» Entries supplied:
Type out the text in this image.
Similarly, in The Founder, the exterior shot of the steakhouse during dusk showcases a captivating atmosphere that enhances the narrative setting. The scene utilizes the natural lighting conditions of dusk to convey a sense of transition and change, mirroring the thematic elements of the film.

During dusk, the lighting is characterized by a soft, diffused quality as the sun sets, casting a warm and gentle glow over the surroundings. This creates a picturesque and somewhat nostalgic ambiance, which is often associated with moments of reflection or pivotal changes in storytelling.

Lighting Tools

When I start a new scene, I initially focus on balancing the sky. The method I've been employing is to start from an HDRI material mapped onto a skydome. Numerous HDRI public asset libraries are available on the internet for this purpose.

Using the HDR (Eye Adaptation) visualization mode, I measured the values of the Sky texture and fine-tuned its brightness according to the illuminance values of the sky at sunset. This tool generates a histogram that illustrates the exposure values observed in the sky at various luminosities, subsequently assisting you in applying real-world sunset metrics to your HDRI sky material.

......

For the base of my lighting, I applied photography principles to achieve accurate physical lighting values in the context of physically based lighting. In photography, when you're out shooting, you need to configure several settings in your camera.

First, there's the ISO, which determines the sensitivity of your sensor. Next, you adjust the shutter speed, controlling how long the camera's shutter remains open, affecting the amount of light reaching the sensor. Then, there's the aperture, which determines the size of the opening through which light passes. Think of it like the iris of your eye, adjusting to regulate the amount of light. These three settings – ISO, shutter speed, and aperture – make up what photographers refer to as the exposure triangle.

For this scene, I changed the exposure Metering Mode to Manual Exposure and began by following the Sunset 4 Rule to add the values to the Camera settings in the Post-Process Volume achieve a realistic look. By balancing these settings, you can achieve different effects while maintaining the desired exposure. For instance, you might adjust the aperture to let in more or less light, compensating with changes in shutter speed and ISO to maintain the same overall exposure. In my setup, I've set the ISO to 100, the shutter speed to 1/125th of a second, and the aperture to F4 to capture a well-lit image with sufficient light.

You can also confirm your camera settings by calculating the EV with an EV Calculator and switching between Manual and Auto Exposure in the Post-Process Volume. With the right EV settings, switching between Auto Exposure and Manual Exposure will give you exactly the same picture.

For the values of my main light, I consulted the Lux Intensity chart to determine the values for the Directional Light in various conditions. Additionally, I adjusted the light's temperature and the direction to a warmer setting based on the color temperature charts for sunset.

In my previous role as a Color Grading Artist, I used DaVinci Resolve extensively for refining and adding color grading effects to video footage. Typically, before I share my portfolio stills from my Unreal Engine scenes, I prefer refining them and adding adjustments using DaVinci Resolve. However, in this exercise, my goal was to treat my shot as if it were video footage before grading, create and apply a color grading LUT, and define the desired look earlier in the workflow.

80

» Job:
Write out every record verbatim.

» Result for this task:
Type out the text in this image.
Similarly, in The Founder, the exterior shot of the steakhouse during dusk showcases a captivating atmosphere that enhances the narrative setting. The scene utilizes the natural lighting conditions of dusk to convey a sense of transition and change, mirroring the thematic elements of the film.

During dusk, the lighting is characterized by a soft, diffused quality as the sun sets, casting a warm and gentle glow over the surroundings. This creates a picturesque and somewhat nostalgic ambiance, which is often associated with moments of reflection or pivotal changes in storytelling.

Lighting Tools

When I start a new scene, I initially focus on balancing the sky. The method I've been employing is to start from an HDRI material mapped onto a skydome. Numerous HDRI public asset libraries are available on the internet for this purpose.

Using the HDR (Eye Adaptation) visualization mode, I measured the values of the Sky texture and fine-tuned its brightness according to the illuminance values of the sky at sunset. This tool generates a histogram that illustrates the exposure values observed in the sky at various luminosities, subsequently assisting you in applying real-world sunset metrics to your HDRI sky material.

......

For the base of my lighting, I applied photography principles to achieve accurate physical lighting values in the context of physically based lighting. In photography, when you're out shooting, you need to configure several settings in your camera.

First, there's the ISO, which determines the sensitivity of your sensor. Next, you adjust the shutter speed, controlling how long the camera's shutter remains open, affecting the amount of light reaching the sensor. Then, there's the aperture, which determines the size of the opening through which light passes. Think of it like the iris of your eye, adjusting to regulate the amount of light. These three settings – ISO, shutter speed, and aperture – make up what photographers refer to as the exposure triangle.

For this scene, I changed the exposure Metering Mode to Manual Exposure and began by following the Sunset 4 Rule to add the values to the Camera settings in the Post-Process Volume achieve a realistic look. By balancing these settings, you can achieve different effects while maintaining the desired exposure. For instance, you might adjust the aperture to let in more or less light, compensating with changes in shutter speed and ISO to maintain the same overall exposure. In my setup, I've set the ISO to 100, the shutter speed to 1/125th of a second, and the aperture to F4 to capture a well-lit image with sufficient light.

You can also confirm your camera settings by calculating the EV with an EV Calculator and switching between Manual and Auto Exposure in the Post-Process Volume. With the right EV settings, switching between Auto Exposure and Manual Exposure will give you exactly the same picture.

For the values of my main light, I consulted the Lux Intensity chart to determine the values for the Directional Light in various conditions. Additionally, I adjusted the light's temperature and the direction to a warmer setting based on the color temperature charts for sunset.

In my previous role as a Color Grading Artist, I used DaVinci Resolve extensively for refining and adding color grading effects to video footage. Typically, before I share my portfolio stills from my Unreal Engine scenes, I prefer refining them and adding adjustments using DaVinci Resolve. However, in this exercise, my goal was to treat my shot as if it were video footage before grading, create and apply a color grading LUT, and define the desired look earlier in the workflow.

80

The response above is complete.